The entries below should be transcribed in their entirety, exactly as written.
=-=-=
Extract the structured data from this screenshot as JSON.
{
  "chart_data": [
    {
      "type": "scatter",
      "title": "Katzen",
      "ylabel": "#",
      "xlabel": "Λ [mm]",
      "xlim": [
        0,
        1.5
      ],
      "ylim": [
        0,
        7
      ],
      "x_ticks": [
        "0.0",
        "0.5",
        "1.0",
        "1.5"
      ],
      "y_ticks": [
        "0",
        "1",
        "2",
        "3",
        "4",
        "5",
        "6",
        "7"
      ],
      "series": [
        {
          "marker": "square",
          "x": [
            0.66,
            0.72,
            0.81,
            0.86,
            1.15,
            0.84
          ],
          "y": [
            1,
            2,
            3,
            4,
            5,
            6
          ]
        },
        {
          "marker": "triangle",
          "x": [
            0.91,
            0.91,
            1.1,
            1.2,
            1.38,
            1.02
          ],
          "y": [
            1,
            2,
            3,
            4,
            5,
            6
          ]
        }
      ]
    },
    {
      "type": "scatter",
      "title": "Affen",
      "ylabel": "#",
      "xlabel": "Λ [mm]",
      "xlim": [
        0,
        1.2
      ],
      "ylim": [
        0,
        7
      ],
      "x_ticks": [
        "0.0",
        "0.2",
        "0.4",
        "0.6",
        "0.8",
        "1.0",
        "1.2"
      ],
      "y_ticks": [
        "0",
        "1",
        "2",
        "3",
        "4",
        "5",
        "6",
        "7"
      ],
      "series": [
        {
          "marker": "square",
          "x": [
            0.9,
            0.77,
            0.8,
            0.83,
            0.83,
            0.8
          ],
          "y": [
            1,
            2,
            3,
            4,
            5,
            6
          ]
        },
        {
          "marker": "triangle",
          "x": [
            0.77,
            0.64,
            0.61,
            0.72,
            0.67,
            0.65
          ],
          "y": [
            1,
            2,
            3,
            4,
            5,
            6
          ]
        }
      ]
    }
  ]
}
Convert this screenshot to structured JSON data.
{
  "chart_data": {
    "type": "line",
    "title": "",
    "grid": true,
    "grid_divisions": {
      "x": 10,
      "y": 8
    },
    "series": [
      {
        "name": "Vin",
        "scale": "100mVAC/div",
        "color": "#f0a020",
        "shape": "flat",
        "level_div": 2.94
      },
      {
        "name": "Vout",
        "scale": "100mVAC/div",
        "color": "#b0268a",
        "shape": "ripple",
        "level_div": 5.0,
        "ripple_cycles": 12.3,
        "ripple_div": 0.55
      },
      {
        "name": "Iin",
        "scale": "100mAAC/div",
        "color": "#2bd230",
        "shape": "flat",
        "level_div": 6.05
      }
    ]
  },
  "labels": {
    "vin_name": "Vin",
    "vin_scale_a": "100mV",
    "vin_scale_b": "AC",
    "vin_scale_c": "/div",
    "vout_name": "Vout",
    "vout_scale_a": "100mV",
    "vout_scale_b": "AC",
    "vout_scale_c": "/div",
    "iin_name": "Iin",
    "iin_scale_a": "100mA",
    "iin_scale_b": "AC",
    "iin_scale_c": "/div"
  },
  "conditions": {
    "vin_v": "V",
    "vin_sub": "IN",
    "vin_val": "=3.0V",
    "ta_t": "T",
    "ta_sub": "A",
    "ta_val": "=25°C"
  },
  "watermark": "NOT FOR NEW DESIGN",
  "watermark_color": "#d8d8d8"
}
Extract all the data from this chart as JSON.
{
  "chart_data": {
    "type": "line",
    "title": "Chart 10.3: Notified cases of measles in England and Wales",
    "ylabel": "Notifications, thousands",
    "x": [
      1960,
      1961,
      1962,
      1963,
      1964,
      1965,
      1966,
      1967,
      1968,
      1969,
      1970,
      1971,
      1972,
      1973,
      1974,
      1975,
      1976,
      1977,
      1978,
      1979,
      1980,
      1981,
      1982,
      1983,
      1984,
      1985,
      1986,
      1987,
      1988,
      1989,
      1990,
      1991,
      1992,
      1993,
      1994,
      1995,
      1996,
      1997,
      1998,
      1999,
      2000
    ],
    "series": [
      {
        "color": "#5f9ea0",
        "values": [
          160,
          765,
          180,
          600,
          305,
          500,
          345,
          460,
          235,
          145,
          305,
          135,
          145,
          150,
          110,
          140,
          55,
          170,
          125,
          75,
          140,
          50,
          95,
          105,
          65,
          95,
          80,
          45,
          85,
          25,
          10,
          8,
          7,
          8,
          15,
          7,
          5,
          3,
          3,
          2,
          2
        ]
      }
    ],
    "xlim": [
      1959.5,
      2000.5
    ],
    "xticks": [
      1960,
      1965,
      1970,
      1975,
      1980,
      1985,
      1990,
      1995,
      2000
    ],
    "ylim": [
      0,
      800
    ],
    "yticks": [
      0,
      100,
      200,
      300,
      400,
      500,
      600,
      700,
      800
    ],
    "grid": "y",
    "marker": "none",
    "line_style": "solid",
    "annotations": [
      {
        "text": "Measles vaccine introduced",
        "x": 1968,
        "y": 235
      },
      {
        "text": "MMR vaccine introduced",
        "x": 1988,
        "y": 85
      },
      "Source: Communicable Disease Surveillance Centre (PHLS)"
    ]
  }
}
=-=-=
■ **Solution to this task**:
Extract the structured data from this screenshot as JSON.
{
  "chart_data": [
    {
      "type": "scatter",
      "title": "Katzen",
      "ylabel": "#",
      "xlabel": "Λ [mm]",
      "xlim": [
        0,
        1.5
      ],
      "ylim": [
        0,
        7
      ],
      "x_ticks": [
        "0.0",
        "0.5",
        "1.0",
        "1.5"
      ],
      "y_ticks": [
        "0",
        "1",
        "2",
        "3",
        "4",
        "5",
        "6",
        "7"
      ],
      "series": [
        {
          "marker": "square",
          "x": [
            0.66,
            0.72,
            0.81,
            0.86,
            1.15,
            0.84
          ],
          "y": [
            1,
            2,
            3,
            4,
            5,
            6
          ]
        },
        {
          "marker": "triangle",
          "x": [
            0.91,
            0.91,
            1.1,
            1.2,
            1.38,
            1.02
          ],
          "y": [
            1,
            2,
            3,
            4,
            5,
            6
          ]
        }
      ]
    },
    {
      "type": "scatter",
      "title": "Affen",
      "ylabel": "#",
      "xlabel": "Λ [mm]",
      "xlim": [
        0,
        1.2
      ],
      "ylim": [
        0,
        7
      ],
      "x_ticks": [
        "0.0",
        "0.2",
        "0.4",
        "0.6",
        "0.8",
        "1.0",
        "1.2"
      ],
      "y_ticks": [
        "0",
        "1",
        "2",
        "3",
        "4",
        "5",
        "6",
        "7"
      ],
      "series": [
        {
          "marker": "square",
          "x": [
            0.9,
            0.77,
            0.8,
            0.83,
            0.83,
            0.8
          ],
          "y": [
            1,
            2,
            3,
            4,
            5,
            6
          ]
        },
        {
          "marker": "triangle",
          "x": [
            0.77,
            0.64,
            0.61,
            0.72,
            0.67,
            0.65
          ],
          "y": [
            1,
            2,
            3,
            4,
            5,
            6
          ]
        }
      ]
    }
  ]
}
Convert this screenshot to structured JSON data.
{
  "chart_data": {
    "type": "line",
    "title": "",
    "grid": true,
    "grid_divisions": {
      "x": 10,
      "y": 8
    },
    "series": [
      {
        "name": "Vin",
        "scale": "100mVAC/div",
        "color": "#f0a020",
        "shape": "flat",
        "level_div": 2.94
      },
      {
        "name": "Vout",
        "scale": "100mVAC/div",
        "color": "#b0268a",
        "shape": "ripple",
        "level_div": 5.0,
        "ripple_cycles": 12.3,
        "ripple_div": 0.55
      },
      {
        "name": "Iin",
        "scale": "100mAAC/div",
        "color": "#2bd230",
        "shape": "flat",
        "level_div": 6.05
      }
    ]
  },
  "labels": {
    "vin_name": "Vin",
    "vin_scale_a": "100mV",
    "vin_scale_b": "AC",
    "vin_scale_c": "/div",
    "vout_name": "Vout",
    "vout_scale_a": "100mV",
    "vout_scale_b": "AC",
    "vout_scale_c": "/div",
    "iin_name": "Iin",
    "iin_scale_a": "100mA",
    "iin_scale_b": "AC",
    "iin_scale_c": "/div"
  },
  "conditions": {
    "vin_v": "V",
    "vin_sub": "IN",
    "vin_val": "=3.0V",
    "ta_t": "T",
    "ta_sub": "A",
    "ta_val": "=25°C"
  },
  "watermark": "NOT FOR NEW DESIGN",
  "watermark_color": "#d8d8d8"
}
Extract all the data from this chart as JSON.
{
  "chart_data": {
    "type": "line",
    "title": "Chart 10.3: Notified cases of measles in England and Wales",
    "ylabel": "Notifications, thousands",
    "x": [
      1960,
      1961,
      1962,
      1963,
      1964,
      1965,
      1966,
      1967,
      1968,
      1969,
      1970,
      1971,
      1972,
      1973,
      1974,
      1975,
      1976,
      1977,
      1978,
      1979,
      1980,
      1981,
      1982,
      1983,
      1984,
      1985,
      1986,
      1987,
      1988,
      1989,
      1990,
      1991,
      1992,
      1993,
      1994,
      1995,
      1996,
      1997,
      1998,
      1999,
      2000
    ],
    "series": [
      {
        "color": "#5f9ea0",
        "values": [
          160,
          765,
          180,
          600,
          305,
          500,
          345,
          460,
          235,
          145,
          305,
          135,
          145,
          150,
          110,
          140,
          55,
          170,
          125,
          75,
          140,
          50,
          95,
          105,
          65,
          95,
          80,
          45,
          85,
          25,
          10,
          8,
          7,
          8,
          15,
          7,
          5,
          3,
          3,
          2,
          2
        ]
      }
    ],
    "xlim": [
      1959.5,
      2000.5
    ],
    "xticks": [
      1960,
      1965,
      1970,
      1975,
      1980,
      1985,
      1990,
      1995,
      2000
    ],
    "ylim": [
      0,
      800
    ],
    "yticks": [
      0,
      100,
      200,
      300,
      400,
      500,
      600,
      700,
      800
    ],
    "grid": "y",
    "marker": "none",
    "line_style": "solid",
    "annotations": [
      {
        "text": "Measles vaccine introduced",
        "x": 1968,
        "y": 235
      },
      {
        "text": "MMR vaccine introduced",
        "x": 1988,
        "y": 85
      },
      "Source: Communicable Disease Surveillance Centre (PHLS)"
    ]
  }
}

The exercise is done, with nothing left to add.